▸ Description of the task
Pick out and copy every line below that has the word "tetanus".
Data for this task START
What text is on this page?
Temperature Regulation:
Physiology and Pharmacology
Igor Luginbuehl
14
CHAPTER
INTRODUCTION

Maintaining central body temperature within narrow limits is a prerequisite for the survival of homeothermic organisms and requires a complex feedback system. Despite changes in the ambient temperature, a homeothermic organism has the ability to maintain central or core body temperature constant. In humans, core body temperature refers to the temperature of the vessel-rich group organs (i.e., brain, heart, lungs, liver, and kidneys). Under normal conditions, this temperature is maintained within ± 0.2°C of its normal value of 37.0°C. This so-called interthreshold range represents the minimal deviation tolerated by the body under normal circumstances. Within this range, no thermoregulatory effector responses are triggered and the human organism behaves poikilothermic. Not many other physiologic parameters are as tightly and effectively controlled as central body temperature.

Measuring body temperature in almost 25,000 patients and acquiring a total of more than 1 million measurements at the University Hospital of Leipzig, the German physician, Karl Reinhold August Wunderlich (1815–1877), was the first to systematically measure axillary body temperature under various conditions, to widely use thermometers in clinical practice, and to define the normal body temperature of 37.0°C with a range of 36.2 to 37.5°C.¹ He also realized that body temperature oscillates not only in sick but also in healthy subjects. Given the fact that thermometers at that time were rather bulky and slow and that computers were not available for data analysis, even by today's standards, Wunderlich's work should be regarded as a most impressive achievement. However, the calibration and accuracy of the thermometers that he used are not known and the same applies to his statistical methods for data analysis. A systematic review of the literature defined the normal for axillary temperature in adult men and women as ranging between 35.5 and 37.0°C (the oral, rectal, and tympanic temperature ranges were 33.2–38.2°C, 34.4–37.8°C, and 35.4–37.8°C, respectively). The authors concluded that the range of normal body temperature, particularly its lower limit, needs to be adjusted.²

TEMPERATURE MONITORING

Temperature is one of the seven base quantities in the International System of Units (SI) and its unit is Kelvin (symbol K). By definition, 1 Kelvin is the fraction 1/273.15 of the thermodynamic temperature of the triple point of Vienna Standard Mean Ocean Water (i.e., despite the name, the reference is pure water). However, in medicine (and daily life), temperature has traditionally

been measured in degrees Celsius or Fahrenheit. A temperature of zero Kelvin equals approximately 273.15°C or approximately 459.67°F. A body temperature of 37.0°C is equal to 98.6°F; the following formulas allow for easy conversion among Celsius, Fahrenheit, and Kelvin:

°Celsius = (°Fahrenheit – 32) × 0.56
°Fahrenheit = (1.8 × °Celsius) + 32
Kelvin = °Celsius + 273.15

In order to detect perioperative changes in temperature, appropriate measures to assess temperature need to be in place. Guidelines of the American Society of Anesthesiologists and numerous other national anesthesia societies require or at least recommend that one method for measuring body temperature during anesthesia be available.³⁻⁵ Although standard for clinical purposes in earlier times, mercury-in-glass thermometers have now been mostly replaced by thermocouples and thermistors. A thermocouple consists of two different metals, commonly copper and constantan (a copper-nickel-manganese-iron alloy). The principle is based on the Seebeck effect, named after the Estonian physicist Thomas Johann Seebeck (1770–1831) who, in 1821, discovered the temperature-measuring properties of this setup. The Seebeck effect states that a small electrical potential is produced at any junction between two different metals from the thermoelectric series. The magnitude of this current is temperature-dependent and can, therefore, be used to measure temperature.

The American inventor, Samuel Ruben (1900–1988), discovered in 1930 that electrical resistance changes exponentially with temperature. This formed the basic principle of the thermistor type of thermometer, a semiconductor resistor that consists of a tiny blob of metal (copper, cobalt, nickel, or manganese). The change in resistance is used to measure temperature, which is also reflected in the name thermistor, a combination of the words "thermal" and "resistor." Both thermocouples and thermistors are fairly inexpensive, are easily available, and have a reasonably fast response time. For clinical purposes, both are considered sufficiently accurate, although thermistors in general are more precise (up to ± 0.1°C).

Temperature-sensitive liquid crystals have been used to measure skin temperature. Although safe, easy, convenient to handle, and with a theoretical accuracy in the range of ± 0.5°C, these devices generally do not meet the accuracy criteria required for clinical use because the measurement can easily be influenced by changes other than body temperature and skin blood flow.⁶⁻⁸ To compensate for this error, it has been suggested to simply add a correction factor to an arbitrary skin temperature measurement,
Data for this task END
Data for this task START
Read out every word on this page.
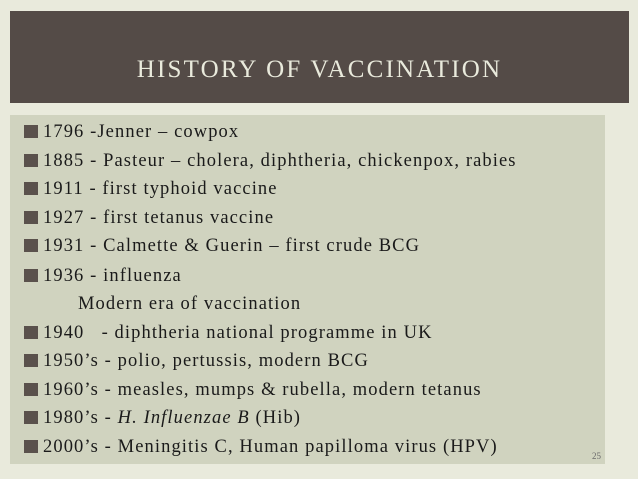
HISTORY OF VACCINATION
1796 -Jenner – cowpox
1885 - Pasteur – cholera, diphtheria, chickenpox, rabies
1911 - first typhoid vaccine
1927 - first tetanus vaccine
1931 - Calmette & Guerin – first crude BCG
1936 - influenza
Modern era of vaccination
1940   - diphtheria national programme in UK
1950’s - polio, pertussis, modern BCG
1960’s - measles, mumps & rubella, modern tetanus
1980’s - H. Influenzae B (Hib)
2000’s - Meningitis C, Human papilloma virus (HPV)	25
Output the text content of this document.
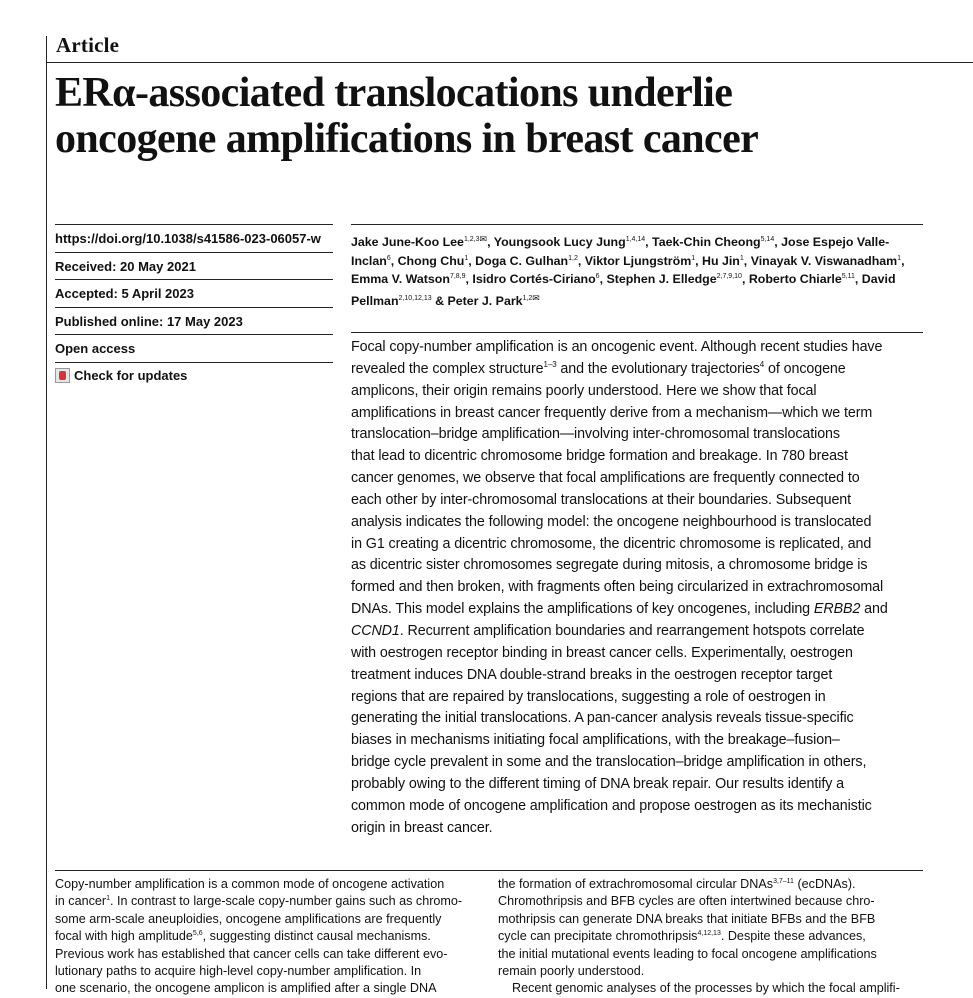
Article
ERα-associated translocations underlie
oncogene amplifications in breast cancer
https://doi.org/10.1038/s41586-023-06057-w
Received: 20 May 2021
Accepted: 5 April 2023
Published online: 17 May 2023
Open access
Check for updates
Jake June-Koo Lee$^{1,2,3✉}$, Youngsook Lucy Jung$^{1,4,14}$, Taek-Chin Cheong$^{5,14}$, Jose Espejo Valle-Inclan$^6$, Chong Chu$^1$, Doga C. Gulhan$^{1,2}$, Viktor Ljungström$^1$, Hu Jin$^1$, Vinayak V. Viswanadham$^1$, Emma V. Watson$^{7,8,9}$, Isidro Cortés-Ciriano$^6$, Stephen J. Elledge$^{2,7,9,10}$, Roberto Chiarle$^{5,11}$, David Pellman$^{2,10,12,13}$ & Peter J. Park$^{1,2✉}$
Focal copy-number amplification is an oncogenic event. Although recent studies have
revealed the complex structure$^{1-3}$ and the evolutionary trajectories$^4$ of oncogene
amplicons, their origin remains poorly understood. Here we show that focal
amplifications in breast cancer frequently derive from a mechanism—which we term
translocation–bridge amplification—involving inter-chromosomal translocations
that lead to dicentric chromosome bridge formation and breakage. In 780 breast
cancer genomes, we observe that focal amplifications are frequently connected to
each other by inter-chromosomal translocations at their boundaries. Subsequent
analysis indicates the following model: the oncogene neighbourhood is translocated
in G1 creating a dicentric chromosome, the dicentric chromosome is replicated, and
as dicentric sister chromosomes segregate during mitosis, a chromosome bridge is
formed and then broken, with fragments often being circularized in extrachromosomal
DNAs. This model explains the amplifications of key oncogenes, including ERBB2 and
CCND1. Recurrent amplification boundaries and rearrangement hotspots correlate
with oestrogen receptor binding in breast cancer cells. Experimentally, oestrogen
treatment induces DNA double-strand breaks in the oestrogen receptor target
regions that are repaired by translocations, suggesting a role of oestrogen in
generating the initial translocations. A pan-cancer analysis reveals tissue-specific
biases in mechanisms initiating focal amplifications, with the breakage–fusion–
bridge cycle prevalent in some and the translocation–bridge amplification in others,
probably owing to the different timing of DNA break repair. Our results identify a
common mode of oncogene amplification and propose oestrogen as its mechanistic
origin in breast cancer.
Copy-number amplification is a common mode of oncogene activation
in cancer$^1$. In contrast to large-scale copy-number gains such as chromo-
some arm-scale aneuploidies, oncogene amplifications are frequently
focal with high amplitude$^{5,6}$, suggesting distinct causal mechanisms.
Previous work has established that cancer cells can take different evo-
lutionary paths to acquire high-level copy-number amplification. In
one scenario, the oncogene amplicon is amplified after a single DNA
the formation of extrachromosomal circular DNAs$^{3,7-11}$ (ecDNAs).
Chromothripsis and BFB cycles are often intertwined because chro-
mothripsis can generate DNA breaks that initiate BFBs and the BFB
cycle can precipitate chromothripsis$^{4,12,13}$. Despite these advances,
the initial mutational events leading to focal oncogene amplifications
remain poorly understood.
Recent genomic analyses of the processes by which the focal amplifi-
Data for this task END
Data for this task START
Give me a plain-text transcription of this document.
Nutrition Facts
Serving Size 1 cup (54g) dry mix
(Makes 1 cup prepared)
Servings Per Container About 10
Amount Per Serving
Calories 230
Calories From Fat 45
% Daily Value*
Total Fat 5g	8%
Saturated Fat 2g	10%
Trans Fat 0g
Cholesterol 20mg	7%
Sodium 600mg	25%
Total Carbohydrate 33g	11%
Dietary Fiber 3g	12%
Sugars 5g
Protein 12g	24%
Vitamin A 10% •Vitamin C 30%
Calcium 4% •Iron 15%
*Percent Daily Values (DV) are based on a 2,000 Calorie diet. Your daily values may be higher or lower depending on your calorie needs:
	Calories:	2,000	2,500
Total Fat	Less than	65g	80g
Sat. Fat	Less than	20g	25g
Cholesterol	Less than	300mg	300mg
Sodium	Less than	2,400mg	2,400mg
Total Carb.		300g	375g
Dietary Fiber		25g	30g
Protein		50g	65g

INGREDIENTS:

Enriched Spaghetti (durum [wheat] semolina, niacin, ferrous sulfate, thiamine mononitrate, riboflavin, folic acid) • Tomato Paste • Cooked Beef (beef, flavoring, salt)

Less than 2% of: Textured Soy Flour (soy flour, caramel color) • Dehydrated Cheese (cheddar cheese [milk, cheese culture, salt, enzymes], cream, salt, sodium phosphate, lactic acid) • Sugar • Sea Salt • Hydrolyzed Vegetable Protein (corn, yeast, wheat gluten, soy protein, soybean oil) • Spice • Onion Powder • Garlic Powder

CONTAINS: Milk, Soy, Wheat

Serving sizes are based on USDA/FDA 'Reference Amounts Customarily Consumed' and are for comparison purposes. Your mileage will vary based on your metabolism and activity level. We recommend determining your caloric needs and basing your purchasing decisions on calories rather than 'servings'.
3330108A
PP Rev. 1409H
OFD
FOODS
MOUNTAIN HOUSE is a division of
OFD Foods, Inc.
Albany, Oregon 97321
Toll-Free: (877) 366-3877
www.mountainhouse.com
Data for this task END
▸ Problem solution
1927 - first tetanus vaccine
1960’s - measles, mumps & rubella, modern tetanus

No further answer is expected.